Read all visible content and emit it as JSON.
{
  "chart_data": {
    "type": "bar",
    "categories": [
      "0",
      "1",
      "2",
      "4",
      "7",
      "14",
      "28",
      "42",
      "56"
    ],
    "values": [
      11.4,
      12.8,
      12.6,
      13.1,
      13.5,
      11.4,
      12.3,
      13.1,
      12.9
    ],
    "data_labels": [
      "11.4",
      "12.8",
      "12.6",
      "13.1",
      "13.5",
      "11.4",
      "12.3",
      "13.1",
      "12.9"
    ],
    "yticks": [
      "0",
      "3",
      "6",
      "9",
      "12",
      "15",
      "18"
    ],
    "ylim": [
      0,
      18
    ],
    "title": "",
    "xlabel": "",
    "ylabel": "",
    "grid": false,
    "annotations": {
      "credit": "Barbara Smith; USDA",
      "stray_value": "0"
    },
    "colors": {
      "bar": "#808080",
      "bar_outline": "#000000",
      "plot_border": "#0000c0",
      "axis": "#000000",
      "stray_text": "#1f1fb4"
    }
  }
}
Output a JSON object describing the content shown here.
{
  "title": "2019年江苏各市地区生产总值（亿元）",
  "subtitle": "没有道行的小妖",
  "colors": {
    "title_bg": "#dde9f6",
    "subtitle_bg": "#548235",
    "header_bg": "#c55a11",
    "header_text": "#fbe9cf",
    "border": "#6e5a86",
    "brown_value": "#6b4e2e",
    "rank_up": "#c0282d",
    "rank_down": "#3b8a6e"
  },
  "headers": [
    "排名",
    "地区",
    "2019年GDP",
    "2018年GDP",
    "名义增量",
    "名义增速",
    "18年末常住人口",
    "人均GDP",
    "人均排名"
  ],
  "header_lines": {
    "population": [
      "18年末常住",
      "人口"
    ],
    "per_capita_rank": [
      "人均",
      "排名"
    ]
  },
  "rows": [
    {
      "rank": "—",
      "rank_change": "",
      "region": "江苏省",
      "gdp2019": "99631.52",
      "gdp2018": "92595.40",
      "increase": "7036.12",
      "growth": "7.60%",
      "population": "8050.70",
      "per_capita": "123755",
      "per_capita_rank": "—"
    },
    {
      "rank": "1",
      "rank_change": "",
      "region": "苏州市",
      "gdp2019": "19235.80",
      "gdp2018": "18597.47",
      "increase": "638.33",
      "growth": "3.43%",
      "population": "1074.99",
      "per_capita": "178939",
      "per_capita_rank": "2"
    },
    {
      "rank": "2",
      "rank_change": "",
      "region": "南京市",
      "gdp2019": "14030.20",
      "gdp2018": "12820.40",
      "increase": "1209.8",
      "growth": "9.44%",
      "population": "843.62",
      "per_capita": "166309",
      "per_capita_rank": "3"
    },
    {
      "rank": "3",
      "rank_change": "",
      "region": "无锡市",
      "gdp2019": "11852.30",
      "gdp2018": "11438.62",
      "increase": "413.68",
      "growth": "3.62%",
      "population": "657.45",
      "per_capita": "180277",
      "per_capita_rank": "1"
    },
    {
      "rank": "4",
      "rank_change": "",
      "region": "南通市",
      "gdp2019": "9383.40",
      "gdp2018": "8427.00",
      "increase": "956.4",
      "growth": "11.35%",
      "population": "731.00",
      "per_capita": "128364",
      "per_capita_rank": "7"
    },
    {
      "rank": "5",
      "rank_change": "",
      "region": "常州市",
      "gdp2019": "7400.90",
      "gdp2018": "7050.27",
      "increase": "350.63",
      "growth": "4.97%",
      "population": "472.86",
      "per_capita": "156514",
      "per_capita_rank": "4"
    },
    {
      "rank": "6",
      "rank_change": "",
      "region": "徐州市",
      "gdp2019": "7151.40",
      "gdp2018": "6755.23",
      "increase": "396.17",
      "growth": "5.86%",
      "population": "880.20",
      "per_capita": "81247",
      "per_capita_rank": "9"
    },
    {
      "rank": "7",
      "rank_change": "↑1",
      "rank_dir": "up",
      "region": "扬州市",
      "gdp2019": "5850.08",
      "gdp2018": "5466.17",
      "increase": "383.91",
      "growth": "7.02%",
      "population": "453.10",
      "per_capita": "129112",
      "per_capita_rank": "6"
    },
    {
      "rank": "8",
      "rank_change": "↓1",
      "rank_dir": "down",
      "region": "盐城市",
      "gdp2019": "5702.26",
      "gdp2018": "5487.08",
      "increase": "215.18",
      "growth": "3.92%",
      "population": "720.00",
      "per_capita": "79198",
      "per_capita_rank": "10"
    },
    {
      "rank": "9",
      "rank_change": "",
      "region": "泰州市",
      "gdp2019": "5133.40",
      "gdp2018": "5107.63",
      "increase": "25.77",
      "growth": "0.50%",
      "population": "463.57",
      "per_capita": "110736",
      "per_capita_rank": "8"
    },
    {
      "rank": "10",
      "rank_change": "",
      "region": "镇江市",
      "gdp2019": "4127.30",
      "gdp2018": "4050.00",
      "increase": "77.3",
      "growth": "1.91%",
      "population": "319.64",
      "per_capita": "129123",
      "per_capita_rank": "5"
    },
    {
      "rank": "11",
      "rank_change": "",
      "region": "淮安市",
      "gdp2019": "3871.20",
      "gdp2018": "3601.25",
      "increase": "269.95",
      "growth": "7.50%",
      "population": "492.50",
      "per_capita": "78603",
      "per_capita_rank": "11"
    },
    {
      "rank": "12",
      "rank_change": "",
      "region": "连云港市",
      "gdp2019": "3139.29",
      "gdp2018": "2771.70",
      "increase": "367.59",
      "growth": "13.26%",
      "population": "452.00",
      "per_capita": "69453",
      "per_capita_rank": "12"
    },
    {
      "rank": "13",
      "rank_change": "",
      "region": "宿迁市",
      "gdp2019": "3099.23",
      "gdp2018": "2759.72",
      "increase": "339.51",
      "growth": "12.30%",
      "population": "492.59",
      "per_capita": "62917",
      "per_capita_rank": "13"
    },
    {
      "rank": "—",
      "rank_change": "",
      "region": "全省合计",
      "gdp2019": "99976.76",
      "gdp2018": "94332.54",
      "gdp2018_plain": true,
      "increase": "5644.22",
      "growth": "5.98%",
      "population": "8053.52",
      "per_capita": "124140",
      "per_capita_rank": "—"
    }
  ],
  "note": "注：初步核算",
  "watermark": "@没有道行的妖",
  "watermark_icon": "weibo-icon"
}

(What you will do) What is the number of lines in the records that contain the string "content"? Give only that number.

(The answer) 2